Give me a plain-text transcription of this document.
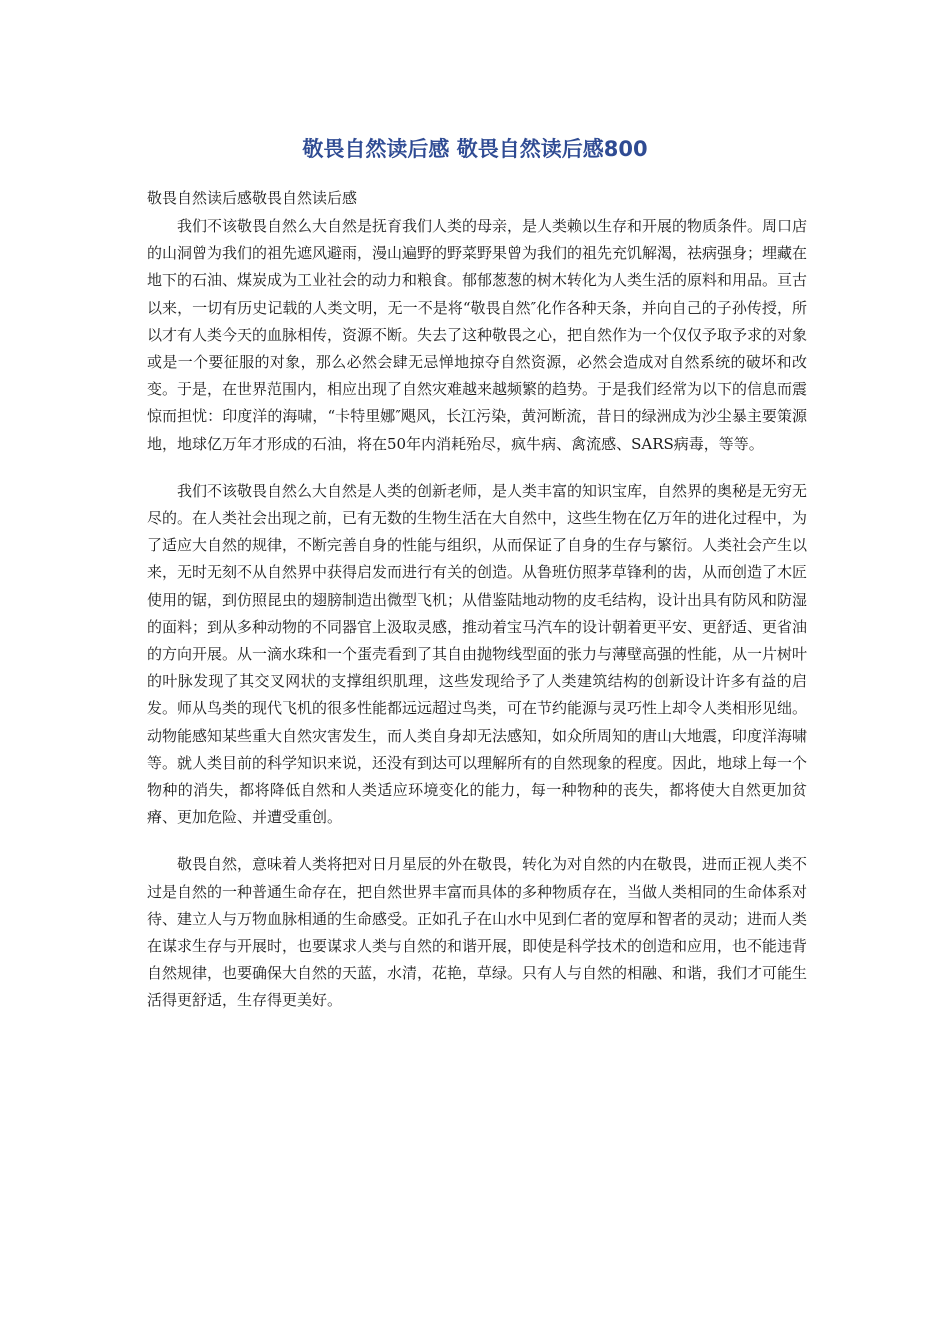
敬畏自然读后感 敬畏自然读后感800

敬畏自然读后感敬畏自然读后感

我们不该敬畏自然么大自然是抚育我们人类的母亲，是人类赖以生存和开展的物质条件。周口店的山洞曾为我们的祖先遮风避雨，漫山遍野的野菜野果曾为我们的祖先充饥解渴，祛病强身；埋藏在地下的石油、煤炭成为工业社会的动力和粮食。郁郁葱葱的树木转化为人类生活的原料和用品。亘古以来，一切有历史记载的人类文明，无一不是将“敬畏自然″化作各种天条，并向自己的子孙传授，所以才有人类今天的血脉相传，资源不断。失去了这种敬畏之心，把自然作为一个仅仅予取予求的对象或是一个要征服的对象，那么必然会肆无忌惮地掠夺自然资源，必然会造成对自然系统的破坏和改变。于是，在世界范围内，相应出现了自然灾难越来越频繁的趋势。于是我们经常为以下的信息而震惊而担忧：印度洋的海啸，“卡特里娜″飓风，长江污染，黄河断流，昔日的绿洲成为沙尘暴主要策源地，地球亿万年才形成的石油，将在50年内消耗殆尽，疯牛病、禽流感、SARS病毒，等等。

我们不该敬畏自然么大自然是人类的创新老师，是人类丰富的知识宝库，自然界的奥秘是无穷无尽的。在人类社会出现之前，已有无数的生物生活在大自然中，这些生物在亿万年的进化过程中，为了适应大自然的规律，不断完善自身的性能与组织，从而保证了自身的生存与繁衍。人类社会产生以来，无时无刻不从自然界中获得启发而进行有关的创造。从鲁班仿照茅草锋利的齿，从而创造了木匠使用的锯，到仿照昆虫的翅膀制造出微型飞机；从借鉴陆地动物的皮毛结构，设计出具有防风和防湿的面料；到从多种动物的不同器官上汲取灵感，推动着宝马汽车的设计朝着更平安、更舒适、更省油的方向开展。从一滴水珠和一个蛋壳看到了其自由抛物线型面的张力与薄壁高强的性能，从一片树叶的叶脉发现了其交叉网状的支撑组织肌理，这些发现给予了人类建筑结构的创新设计许多有益的启发。师从鸟类的现代飞机的很多性能都远远超过鸟类，可在节约能源与灵巧性上却令人类相形见绌。动物能感知某些重大自然灾害发生，而人类自身却无法感知，如众所周知的唐山大地震，印度洋海啸等。就人类目前的科学知识来说，还没有到达可以理解所有的自然现象的程度。因此，地球上每一个物种的消失，都将降低自然和人类适应环境变化的能力，每一种物种的丧失，都将使大自然更加贫瘠、更加危险、并遭受重创。

敬畏自然，意味着人类将把对日月星辰的外在敬畏，转化为对自然的内在敬畏，进而正视人类不过是自然的一种普通生命存在，把自然世界丰富而具体的多种物质存在，当做人类相同的生命体系对待、建立人与万物血脉相通的生命感受。正如孔子在山水中见到仁者的宽厚和智者的灵动；进而人类在谋求生存与开展时，也要谋求人类与自然的和谐开展，即使是科学技术的创造和应用，也不能违背自然规律，也要确保大自然的天蓝，水清，花艳，草绿。只有人与自然的相融、和谐，我们才可能生活得更舒适，生存得更美好。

EXERCISE: Retype the entries word for word. Omit any images.

RESULT FOR THIS EXERCISE:
Give me a plain-text transcription of this document.
敬畏自然读后感 敬畏自然读后感800

敬畏自然读后感敬畏自然读后感

我们不该敬畏自然么大自然是抚育我们人类的母亲，是人类赖以生存和开展的物质条件。周口店的山洞曾为我们的祖先遮风避雨，漫山遍野的野菜野果曾为我们的祖先充饥解渴，祛病强身；埋藏在地下的石油、煤炭成为工业社会的动力和粮食。郁郁葱葱的树木转化为人类生活的原料和用品。亘古以来，一切有历史记载的人类文明，无一不是将“敬畏自然″化作各种天条，并向自己的子孙传授，所以才有人类今天的血脉相传，资源不断。失去了这种敬畏之心，把自然作为一个仅仅予取予求的对象或是一个要征服的对象，那么必然会肆无忌惮地掠夺自然资源，必然会造成对自然系统的破坏和改变。于是，在世界范围内，相应出现了自然灾难越来越频繁的趋势。于是我们经常为以下的信息而震惊而担忧：印度洋的海啸，“卡特里娜″飓风，长江污染，黄河断流，昔日的绿洲成为沙尘暴主要策源地，地球亿万年才形成的石油，将在50年内消耗殆尽，疯牛病、禽流感、SARS病毒，等等。

我们不该敬畏自然么大自然是人类的创新老师，是人类丰富的知识宝库，自然界的奥秘是无穷无尽的。在人类社会出现之前，已有无数的生物生活在大自然中，这些生物在亿万年的进化过程中，为了适应大自然的规律，不断完善自身的性能与组织，从而保证了自身的生存与繁衍。人类社会产生以来，无时无刻不从自然界中获得启发而进行有关的创造。从鲁班仿照茅草锋利的齿，从而创造了木匠使用的锯，到仿照昆虫的翅膀制造出微型飞机；从借鉴陆地动物的皮毛结构，设计出具有防风和防湿的面料；到从多种动物的不同器官上汲取灵感，推动着宝马汽车的设计朝着更平安、更舒适、更省油的方向开展。从一滴水珠和一个蛋壳看到了其自由抛物线型面的张力与薄壁高强的性能，从一片树叶的叶脉发现了其交叉网状的支撑组织肌理，这些发现给予了人类建筑结构的创新设计许多有益的启发。师从鸟类的现代飞机的很多性能都远远超过鸟类，可在节约能源与灵巧性上却令人类相形见绌。动物能感知某些重大自然灾害发生，而人类自身却无法感知，如众所周知的唐山大地震，印度洋海啸等。就人类目前的科学知识来说，还没有到达可以理解所有的自然现象的程度。因此，地球上每一个物种的消失，都将降低自然和人类适应环境变化的能力，每一种物种的丧失，都将使大自然更加贫瘠、更加危险、并遭受重创。

敬畏自然，意味着人类将把对日月星辰的外在敬畏，转化为对自然的内在敬畏，进而正视人类不过是自然的一种普通生命存在，把自然世界丰富而具体的多种物质存在，当做人类相同的生命体系对待、建立人与万物血脉相通的生命感受。正如孔子在山水中见到仁者的宽厚和智者的灵动；进而人类在谋求生存与开展时，也要谋求人类与自然的和谐开展，即使是科学技术的创造和应用，也不能违背自然规律，也要确保大自然的天蓝，水清，花艳，草绿。只有人与自然的相融、和谐，我们才可能生活得更舒适，生存得更美好。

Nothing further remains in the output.